STATED GOAL:
Locate each line of the material that contains "decoding", then return it.

Items from a figure collection
◇ ◇ ◇

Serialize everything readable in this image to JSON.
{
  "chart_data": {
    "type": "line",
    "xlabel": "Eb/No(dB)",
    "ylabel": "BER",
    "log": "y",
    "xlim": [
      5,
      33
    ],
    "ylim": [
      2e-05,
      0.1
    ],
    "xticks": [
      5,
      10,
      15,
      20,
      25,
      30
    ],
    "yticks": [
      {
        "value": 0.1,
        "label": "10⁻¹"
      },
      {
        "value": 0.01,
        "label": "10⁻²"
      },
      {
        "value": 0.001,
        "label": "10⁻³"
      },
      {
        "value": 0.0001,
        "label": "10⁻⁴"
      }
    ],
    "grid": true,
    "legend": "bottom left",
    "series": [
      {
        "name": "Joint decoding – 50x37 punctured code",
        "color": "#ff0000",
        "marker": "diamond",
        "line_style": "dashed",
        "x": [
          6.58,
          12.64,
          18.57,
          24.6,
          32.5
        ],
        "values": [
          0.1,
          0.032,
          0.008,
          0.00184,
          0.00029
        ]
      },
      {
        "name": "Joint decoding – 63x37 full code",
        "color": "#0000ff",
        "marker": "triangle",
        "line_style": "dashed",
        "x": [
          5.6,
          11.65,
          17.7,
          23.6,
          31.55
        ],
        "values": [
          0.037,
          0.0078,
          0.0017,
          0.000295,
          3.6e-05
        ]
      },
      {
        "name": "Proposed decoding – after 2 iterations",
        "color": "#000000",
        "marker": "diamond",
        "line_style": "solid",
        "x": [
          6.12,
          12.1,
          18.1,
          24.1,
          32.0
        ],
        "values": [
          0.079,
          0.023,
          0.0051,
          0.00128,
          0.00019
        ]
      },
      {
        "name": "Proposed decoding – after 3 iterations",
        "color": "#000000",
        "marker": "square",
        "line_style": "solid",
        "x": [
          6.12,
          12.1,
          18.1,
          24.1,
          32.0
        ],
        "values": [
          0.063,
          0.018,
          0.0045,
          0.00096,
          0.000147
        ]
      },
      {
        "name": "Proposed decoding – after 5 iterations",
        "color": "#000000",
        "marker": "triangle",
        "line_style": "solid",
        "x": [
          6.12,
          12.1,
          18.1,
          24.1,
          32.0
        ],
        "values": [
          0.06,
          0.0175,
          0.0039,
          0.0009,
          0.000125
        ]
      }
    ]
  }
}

◇ ◇ ◇

FINISHED TASK:
        "name": "Joint decoding – 50x37 punctured code",
        "name": "Joint decoding – 63x37 full code",
        "name": "Proposed decoding – after 2 iterations",
        "name": "Proposed decoding – after 3 iterations",
        "name": "Proposed decoding – after 5 iterations",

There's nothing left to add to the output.